## DATA EXCERPTS
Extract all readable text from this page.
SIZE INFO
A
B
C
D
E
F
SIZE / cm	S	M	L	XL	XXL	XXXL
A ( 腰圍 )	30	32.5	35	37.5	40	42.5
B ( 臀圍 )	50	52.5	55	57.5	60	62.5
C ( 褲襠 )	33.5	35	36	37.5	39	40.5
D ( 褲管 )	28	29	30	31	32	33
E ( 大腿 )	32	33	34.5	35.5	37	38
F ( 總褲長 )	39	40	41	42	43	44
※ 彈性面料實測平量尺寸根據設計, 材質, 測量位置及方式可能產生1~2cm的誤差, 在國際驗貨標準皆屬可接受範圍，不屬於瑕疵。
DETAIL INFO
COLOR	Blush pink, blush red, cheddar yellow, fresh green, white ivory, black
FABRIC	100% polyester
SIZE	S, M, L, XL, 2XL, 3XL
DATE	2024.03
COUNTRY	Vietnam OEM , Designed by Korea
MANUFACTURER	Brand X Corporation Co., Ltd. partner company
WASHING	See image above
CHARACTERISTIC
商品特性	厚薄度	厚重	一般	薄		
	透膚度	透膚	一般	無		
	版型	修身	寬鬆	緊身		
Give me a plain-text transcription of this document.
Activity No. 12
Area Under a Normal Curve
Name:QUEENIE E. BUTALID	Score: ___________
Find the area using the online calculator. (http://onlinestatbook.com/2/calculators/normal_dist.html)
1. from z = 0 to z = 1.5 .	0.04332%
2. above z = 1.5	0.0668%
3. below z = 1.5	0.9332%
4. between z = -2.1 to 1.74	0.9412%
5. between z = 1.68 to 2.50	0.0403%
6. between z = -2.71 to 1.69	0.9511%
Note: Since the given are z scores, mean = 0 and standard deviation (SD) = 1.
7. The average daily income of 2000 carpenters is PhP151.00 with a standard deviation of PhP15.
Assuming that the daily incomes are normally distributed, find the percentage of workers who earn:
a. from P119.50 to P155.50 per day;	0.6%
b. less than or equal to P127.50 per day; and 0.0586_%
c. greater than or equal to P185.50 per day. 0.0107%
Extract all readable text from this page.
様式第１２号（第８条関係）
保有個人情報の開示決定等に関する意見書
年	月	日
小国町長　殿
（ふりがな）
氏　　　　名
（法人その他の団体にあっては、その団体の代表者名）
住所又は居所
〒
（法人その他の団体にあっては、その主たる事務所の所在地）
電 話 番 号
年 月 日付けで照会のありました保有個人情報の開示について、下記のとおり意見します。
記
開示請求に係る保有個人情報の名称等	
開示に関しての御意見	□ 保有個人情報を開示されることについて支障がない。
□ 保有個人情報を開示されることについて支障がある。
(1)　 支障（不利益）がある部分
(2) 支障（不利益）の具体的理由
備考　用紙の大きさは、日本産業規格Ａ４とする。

## PROBLEM TO WORK ON
Pull out all lines in the data above that include "equal".

## SOLVED EXERCISE
b. less than or equal to P127.50 per day; and 0.0586_%
c. greater than or equal to P185.50 per day. 0.0107%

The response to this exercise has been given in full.